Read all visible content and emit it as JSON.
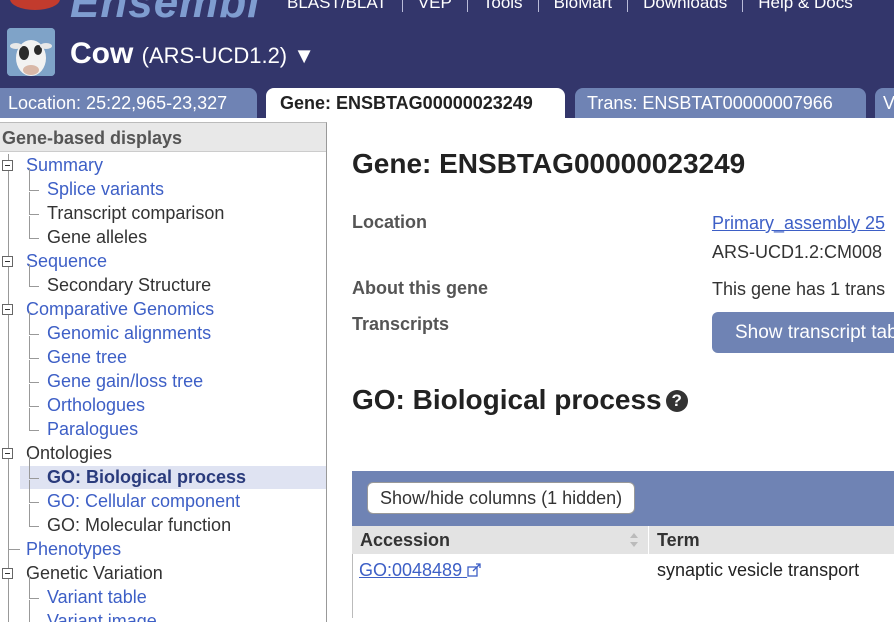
{
  "header": {
    "logo_text": "Ensembl",
    "nav": [
      "BLAST/BLAT",
      "VEP",
      "Tools",
      "BioMart",
      "Downloads",
      "Help & Docs"
    ],
    "species": "Cow",
    "assembly": "(ARS-UCD1.2) ▼"
  },
  "tabs": [
    {
      "label": "Location: 25:22,965-23,327",
      "active": false
    },
    {
      "label": "Gene: ENSBTAG00000023249",
      "active": true
    },
    {
      "label": "Trans: ENSBTAT00000007966",
      "active": false
    },
    {
      "label": "V",
      "active": false
    }
  ],
  "sidebar": {
    "header": "Gene-based displays",
    "items": [
      {
        "label": "Summary",
        "level": 0,
        "link": true
      },
      {
        "label": "Splice variants",
        "level": 1,
        "link": true
      },
      {
        "label": "Transcript comparison",
        "level": 1,
        "link": false
      },
      {
        "label": "Gene alleles",
        "level": 1,
        "link": false
      },
      {
        "label": "Sequence",
        "level": 0,
        "link": true
      },
      {
        "label": "Secondary Structure",
        "level": 1,
        "link": false
      },
      {
        "label": "Comparative Genomics",
        "level": 0,
        "link": true
      },
      {
        "label": "Genomic alignments",
        "level": 1,
        "link": true
      },
      {
        "label": "Gene tree",
        "level": 1,
        "link": true
      },
      {
        "label": "Gene gain/loss tree",
        "level": 1,
        "link": true
      },
      {
        "label": "Orthologues",
        "level": 1,
        "link": true
      },
      {
        "label": "Paralogues",
        "level": 1,
        "link": true
      },
      {
        "label": "Ontologies",
        "level": 0,
        "link": false
      },
      {
        "label": "GO: Biological process",
        "level": 1,
        "link": true,
        "selected": true
      },
      {
        "label": "GO: Cellular component",
        "level": 1,
        "link": true
      },
      {
        "label": "GO: Molecular function",
        "level": 1,
        "link": false
      },
      {
        "label": "Phenotypes",
        "level": 0,
        "link": true
      },
      {
        "label": "Genetic Variation",
        "level": 0,
        "link": false
      },
      {
        "label": "Variant table",
        "level": 1,
        "link": true
      },
      {
        "label": "Variant image",
        "level": 1,
        "link": true
      }
    ]
  },
  "main": {
    "title": "Gene: ENSBTAG00000023249",
    "location_label": "Location",
    "location_link": "Primary_assembly 25",
    "location_sub": "ARS-UCD1.2:CM008",
    "about_label": "About this gene",
    "about_value": "This gene has 1 trans",
    "transcripts_label": "Transcripts",
    "transcripts_button": "Show transcript tab",
    "section_title": "GO: Biological process",
    "help_icon": "?",
    "columns_button": "Show/hide columns (1 hidden)",
    "table": {
      "headers": [
        "Accession",
        "Term"
      ],
      "rows": [
        [
          "GO:0048489",
          "synaptic vesicle transport"
        ]
      ]
    }
  }
}
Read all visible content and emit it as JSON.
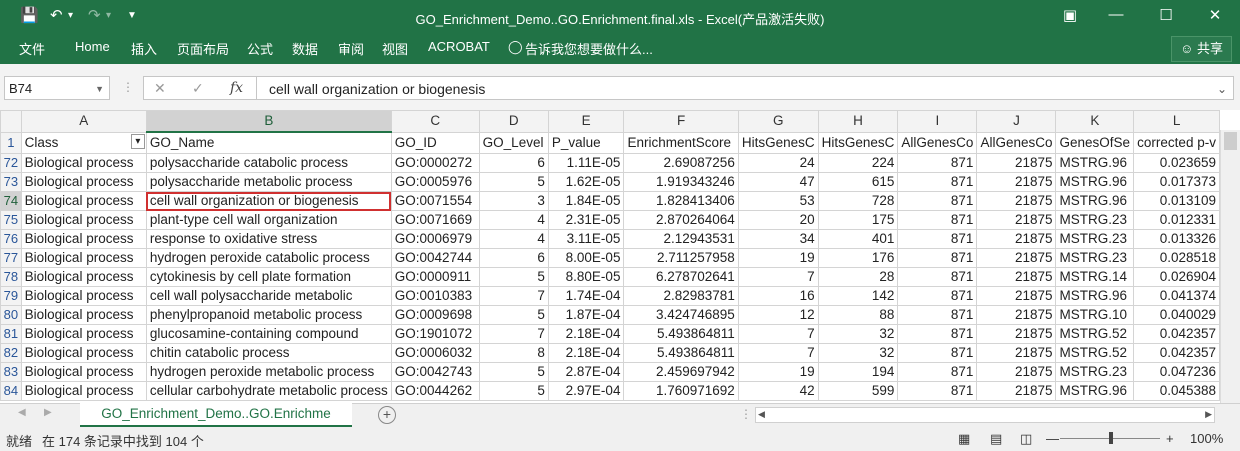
{
  "window": {
    "title": "GO_Enrichment_Demo..GO.Enrichment.final.xls - Excel(产品激活失败)"
  },
  "ribbon": {
    "tabs": [
      "文件",
      "Home",
      "插入",
      "页面布局",
      "公式",
      "数据",
      "审阅",
      "视图",
      "ACROBAT"
    ],
    "tell_me": "告诉我您想要做什么...",
    "share": "共享"
  },
  "formula_bar": {
    "name_box": "B74",
    "formula": "cell wall organization or biogenesis"
  },
  "columns": [
    "A",
    "B",
    "C",
    "D",
    "E",
    "F",
    "G",
    "H",
    "I",
    "J",
    "K",
    "L"
  ],
  "header_row": {
    "row_num": "1",
    "cells": [
      "Class",
      "GO_Name",
      "GO_ID",
      "GO_Level",
      "P_value",
      "EnrichmentScore",
      "HitsGenesC",
      "HitsGenesC",
      "AllGenesCo",
      "AllGenesCo",
      "GenesOfSe",
      "corrected p-v"
    ]
  },
  "rows": [
    {
      "n": "72",
      "cells": [
        "Biological process",
        "polysaccharide catabolic process",
        "GO:0000272",
        "6",
        "1.11E-05",
        "2.69087256",
        "24",
        "224",
        "871",
        "21875",
        "MSTRG.96",
        "0.023659"
      ]
    },
    {
      "n": "73",
      "cells": [
        "Biological process",
        "polysaccharide metabolic process",
        "GO:0005976",
        "5",
        "1.62E-05",
        "1.919343246",
        "47",
        "615",
        "871",
        "21875",
        "MSTRG.96",
        "0.017373"
      ]
    },
    {
      "n": "74",
      "cells": [
        "Biological process",
        "cell wall organization or biogenesis",
        "GO:0071554",
        "3",
        "1.84E-05",
        "1.828413406",
        "53",
        "728",
        "871",
        "21875",
        "MSTRG.96",
        "0.013109"
      ]
    },
    {
      "n": "75",
      "cells": [
        "Biological process",
        "plant-type cell wall organization",
        "GO:0071669",
        "4",
        "2.31E-05",
        "2.870264064",
        "20",
        "175",
        "871",
        "21875",
        "MSTRG.23",
        "0.012331"
      ]
    },
    {
      "n": "76",
      "cells": [
        "Biological process",
        "response to oxidative stress",
        "GO:0006979",
        "4",
        "3.11E-05",
        "2.12943531",
        "34",
        "401",
        "871",
        "21875",
        "MSTRG.23",
        "0.013326"
      ]
    },
    {
      "n": "77",
      "cells": [
        "Biological process",
        "hydrogen peroxide catabolic process",
        "GO:0042744",
        "6",
        "8.00E-05",
        "2.711257958",
        "19",
        "176",
        "871",
        "21875",
        "MSTRG.23",
        "0.028518"
      ]
    },
    {
      "n": "78",
      "cells": [
        "Biological process",
        "cytokinesis by cell plate formation",
        "GO:0000911",
        "5",
        "8.80E-05",
        "6.278702641",
        "7",
        "28",
        "871",
        "21875",
        "MSTRG.14",
        "0.026904"
      ]
    },
    {
      "n": "79",
      "cells": [
        "Biological process",
        "cell wall polysaccharide metabolic",
        "GO:0010383",
        "7",
        "1.74E-04",
        "2.82983781",
        "16",
        "142",
        "871",
        "21875",
        "MSTRG.96",
        "0.041374"
      ]
    },
    {
      "n": "80",
      "cells": [
        "Biological process",
        "phenylpropanoid metabolic process",
        "GO:0009698",
        "5",
        "1.87E-04",
        "3.424746895",
        "12",
        "88",
        "871",
        "21875",
        "MSTRG.10",
        "0.040029"
      ]
    },
    {
      "n": "81",
      "cells": [
        "Biological process",
        "glucosamine-containing compound",
        "GO:1901072",
        "7",
        "2.18E-04",
        "5.493864811",
        "7",
        "32",
        "871",
        "21875",
        "MSTRG.52",
        "0.042357"
      ]
    },
    {
      "n": "82",
      "cells": [
        "Biological process",
        "chitin catabolic process",
        "GO:0006032",
        "8",
        "2.18E-04",
        "5.493864811",
        "7",
        "32",
        "871",
        "21875",
        "MSTRG.52",
        "0.042357"
      ]
    },
    {
      "n": "83",
      "cells": [
        "Biological process",
        "hydrogen peroxide metabolic process",
        "GO:0042743",
        "5",
        "2.87E-04",
        "2.459697942",
        "19",
        "194",
        "871",
        "21875",
        "MSTRG.23",
        "0.047236"
      ]
    },
    {
      "n": "84",
      "cells": [
        "Biological process",
        "cellular carbohydrate metabolic process",
        "GO:0044262",
        "5",
        "2.97E-04",
        "1.760971692",
        "42",
        "599",
        "871",
        "21875",
        "MSTRG.96",
        "0.045388"
      ]
    }
  ],
  "selected": {
    "row": "74",
    "col": "B"
  },
  "sheet_tab": "GO_Enrichment_Demo..GO.Enrichme",
  "status": {
    "ready": "就绪",
    "found": "在 174 条记录中找到 104 个",
    "zoom": "100%"
  },
  "colors": {
    "accent": "#217346",
    "highlight": "#d03030"
  }
}
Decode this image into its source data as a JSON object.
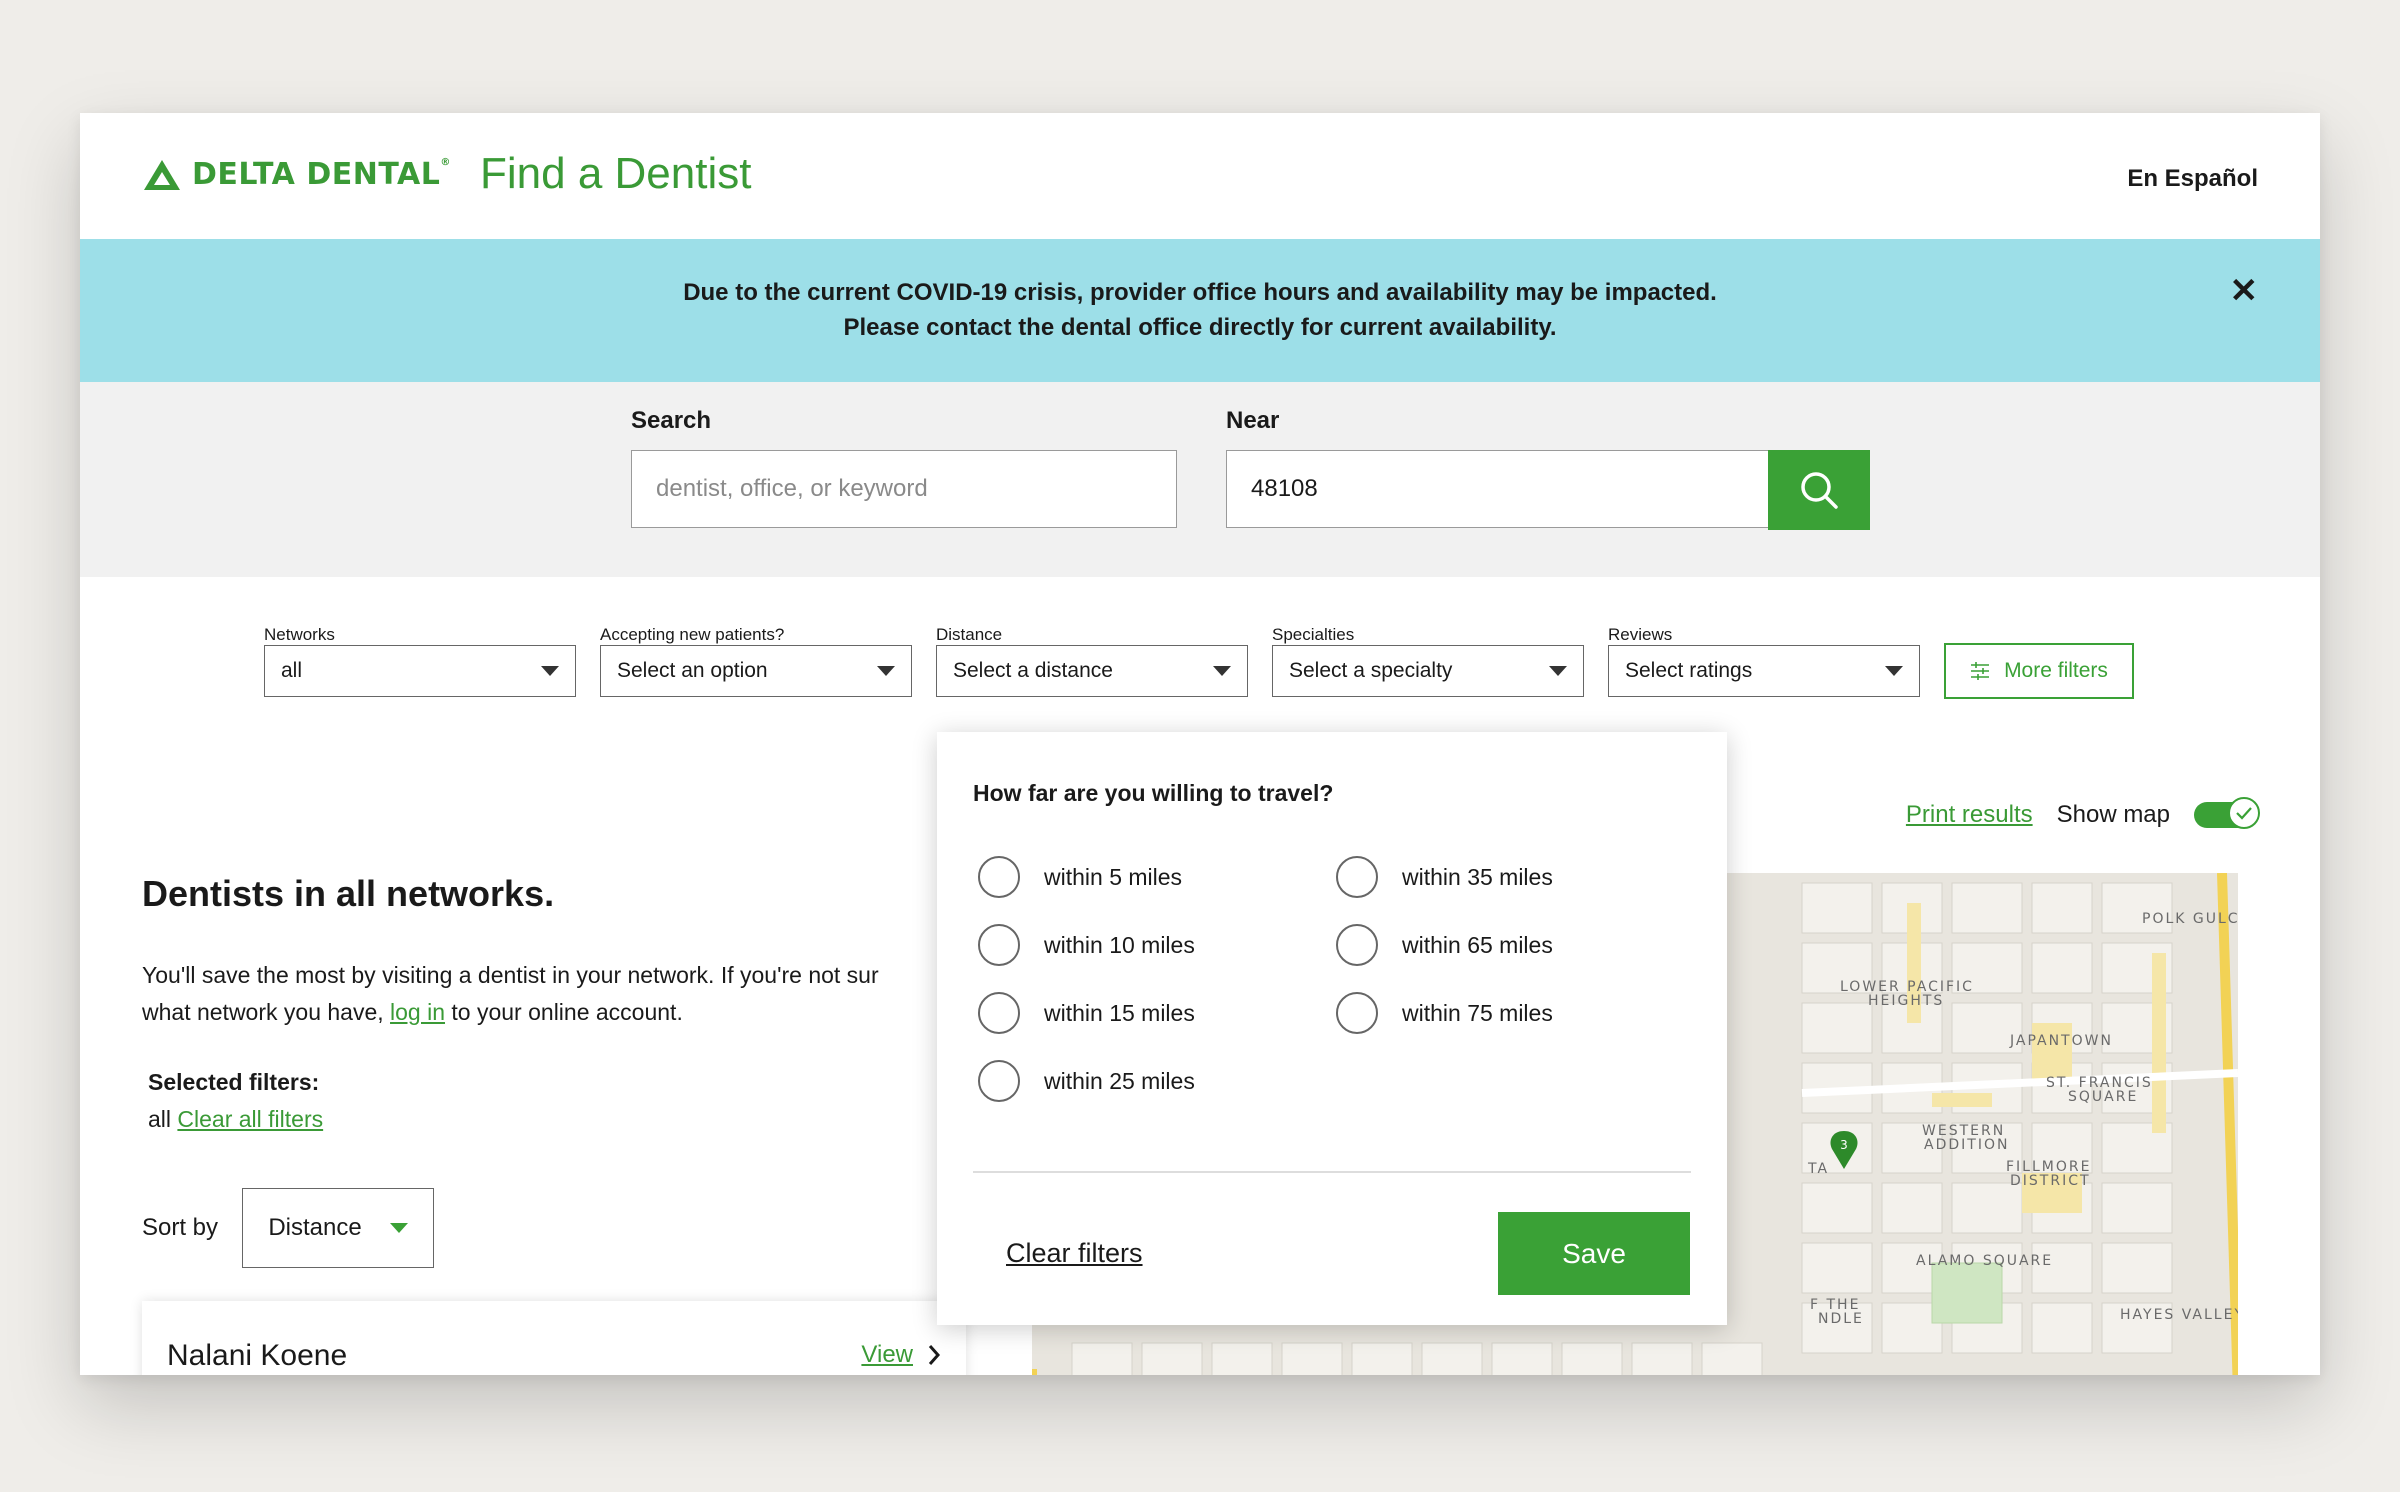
{
  "header": {
    "logo_text": "DELTA DENTAL",
    "logo_tm": "®",
    "app_title": "Find a Dentist",
    "language_link": "En Español"
  },
  "banner": {
    "line1": "Due to the current COVID-19 crisis, provider office hours and availability may be impacted.",
    "line2": "Please contact the dental office directly for current availability.",
    "close_icon": "close-icon"
  },
  "search": {
    "search_label": "Search",
    "search_placeholder": "dentist, office, or keyword",
    "near_label": "Near",
    "near_value": "48108",
    "button_icon": "search-icon"
  },
  "filters": [
    {
      "label": "Networks",
      "value": "all"
    },
    {
      "label": "Accepting new patients?",
      "value": "Select an option"
    },
    {
      "label": "Distance",
      "value": "Select a distance"
    },
    {
      "label": "Specialties",
      "value": "Select a specialty"
    },
    {
      "label": "Reviews",
      "value": "Select ratings"
    }
  ],
  "more_filters": "More filters",
  "map_toolbar": {
    "print_results": "Print results",
    "show_map": "Show map",
    "show_map_on": true
  },
  "results": {
    "title": "Dentists in all networks.",
    "text_before": "You'll save the most by visiting a dentist in your network. If you're not sur",
    "text_line2_before": "what network you have, ",
    "login_link": "log in",
    "text_line2_after": " to your online account.",
    "selected_filters_title": "Selected filters:",
    "selected_filter_value": "all",
    "clear_all_filters": "Clear all filters",
    "sort_label": "Sort by",
    "sort_value": "Distance",
    "first_result_name": "Nalani Koene",
    "view_link": "View"
  },
  "distance_popup": {
    "question": "How far are you willing to travel?",
    "options_left": [
      "within 5 miles",
      "within 10 miles",
      "within 15 miles",
      "within 25 miles"
    ],
    "options_right": [
      "within 35 miles",
      "within 65 miles",
      "within 75 miles"
    ],
    "clear_filters": "Clear filters",
    "save": "Save"
  },
  "map_labels": [
    "POLK GULC",
    "LOWER PACIFIC",
    "HEIGHTS",
    "JAPANTOWN",
    "ST. FRANCIS",
    "SQUARE",
    "WESTERN",
    "ADDITION",
    "FILLMORE",
    "DISTRICT",
    "ALAMO SQUARE",
    "HAYES VALLEY",
    "F THE",
    "NDLE",
    "TA"
  ],
  "colors": {
    "brand_green": "#3aa136",
    "banner_blue": "#9ddfe8",
    "page_bg": "#efede9"
  }
}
---*---
▶ Problem requirements: Provide the count of lines above containing "your", without any added words.

▶ Answer to this problem: 2